* _Work to be completed_
Output every entry exactly as written, skipping any pictures.

Data excerpts
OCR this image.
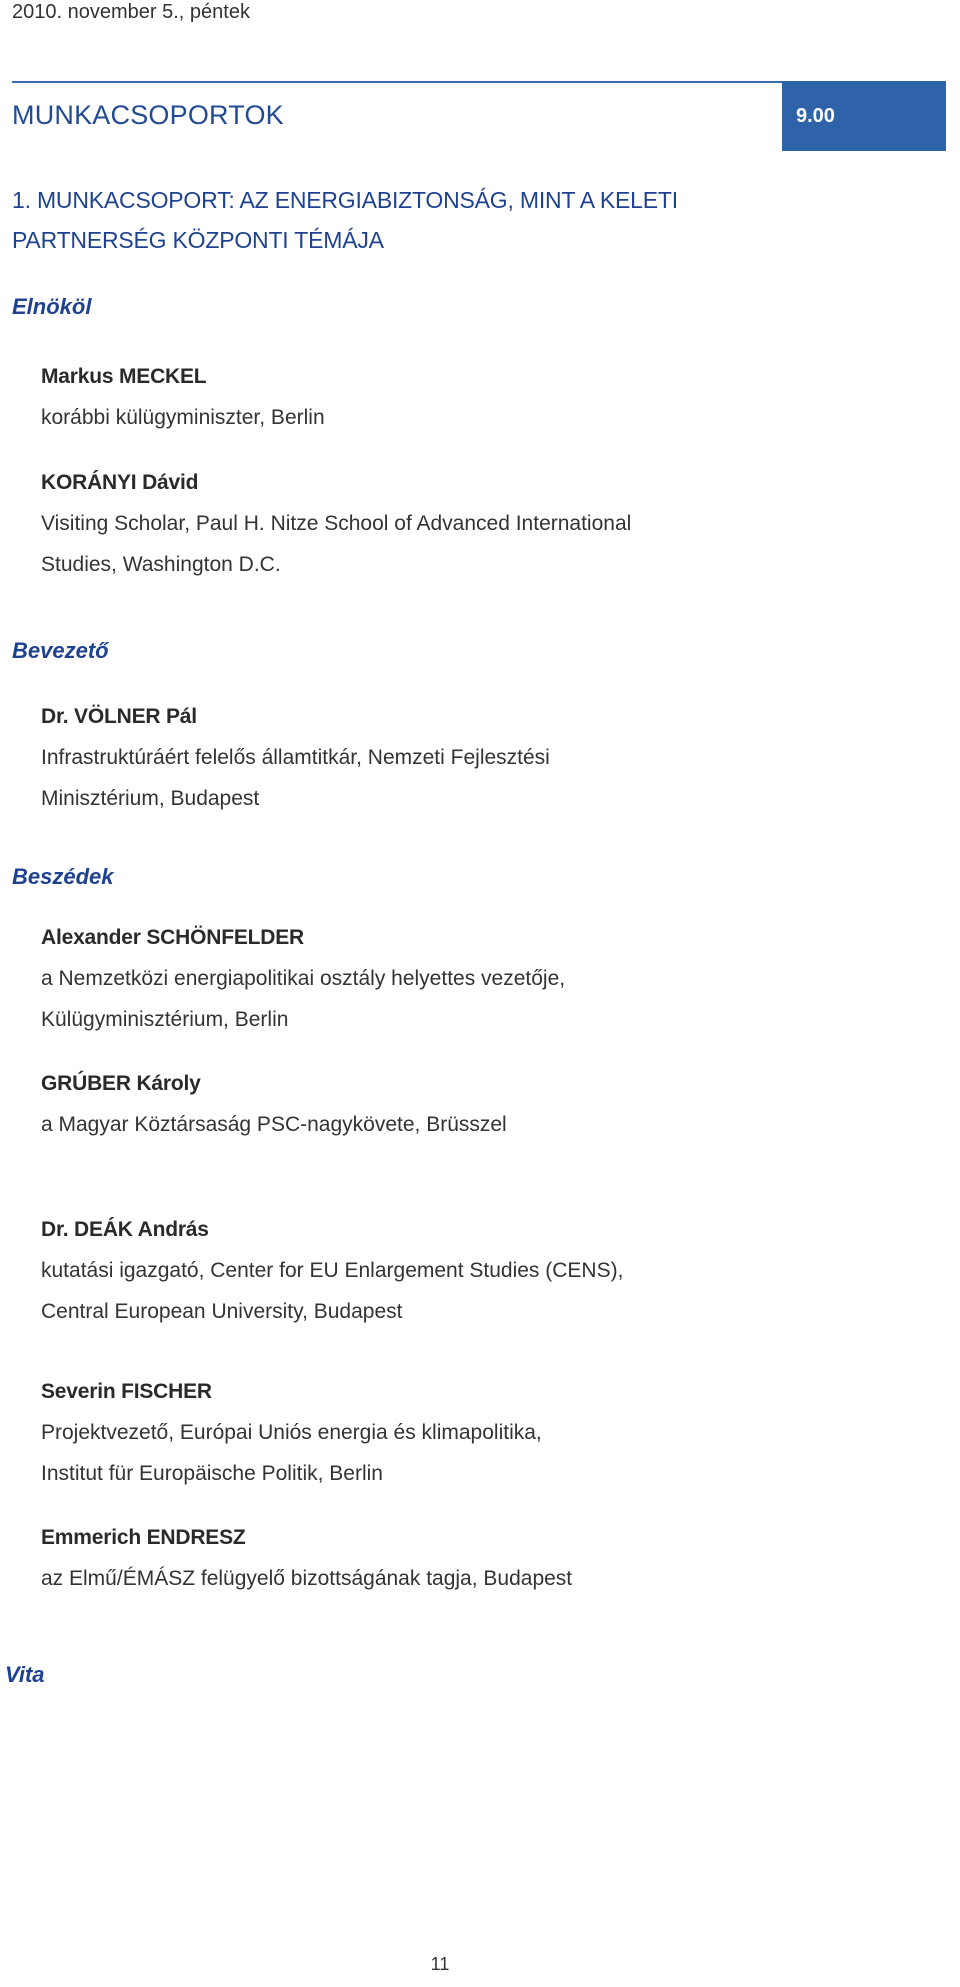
2010. november 5., péntek
MUNKACSOPORTOK	9.00
1. MUNKACSOPORT: AZ ENERGIABIZTONSÁG, MINT A KELETI
PARTNERSÉG KÖZPONTI TÉMÁJA
Elnököl
Markus MECKEL
korábbi külügyminiszter, Berlin
KORÁNYI Dávid
Visiting Scholar, Paul H. Nitze School of Advanced International
Studies, Washington D.C.
Bevezető
Dr. VÖLNER Pál
Infrastruktúráért felelős államtitkár, Nemzeti Fejlesztési
Minisztérium, Budapest
Beszédek
Alexander SCHÖNFELDER
a Nemzetközi energiapolitikai osztály helyettes vezetője,
Külügyminisztérium, Berlin
GRÚBER Károly
a Magyar Köztársaság PSC-nagykövete, Brüsszel
Dr. DEÁK András
kutatási igazgató, Center for EU Enlargement Studies (CENS),
Central European University, Budapest
Severin FISCHER
Projektvezető, Európai Uniós energia és klimapolitika,
Institut für Europäische Politik, Berlin
Emmerich ENDRESZ
az Elmű/ÉMÁSZ felügyelő bizottságának tagja, Budapest
Vita
11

* _Complete response_
OCR this image.
2010. november 5., péntek
MUNKACSOPORTOK	9.00
1. MUNKACSOPORT: AZ ENERGIABIZTONSÁG, MINT A KELETI
PARTNERSÉG KÖZPONTI TÉMÁJA
Elnököl
Markus MECKEL
korábbi külügyminiszter, Berlin
KORÁNYI Dávid
Visiting Scholar, Paul H. Nitze School of Advanced International
Studies, Washington D.C.
Bevezető
Dr. VÖLNER Pál
Infrastruktúráért felelős államtitkár, Nemzeti Fejlesztési
Minisztérium, Budapest
Beszédek
Alexander SCHÖNFELDER
a Nemzetközi energiapolitikai osztály helyettes vezetője,
Külügyminisztérium, Berlin
GRÚBER Károly
a Magyar Köztársaság PSC-nagykövete, Brüsszel
Dr. DEÁK András
kutatási igazgató, Center for EU Enlargement Studies (CENS),
Central European University, Budapest
Severin FISCHER
Projektvezető, Európai Uniós energia és klimapolitika,
Institut für Europäische Politik, Berlin
Emmerich ENDRESZ
az Elmű/ÉMÁSZ felügyelő bizottságának tagja, Budapest
Vita
11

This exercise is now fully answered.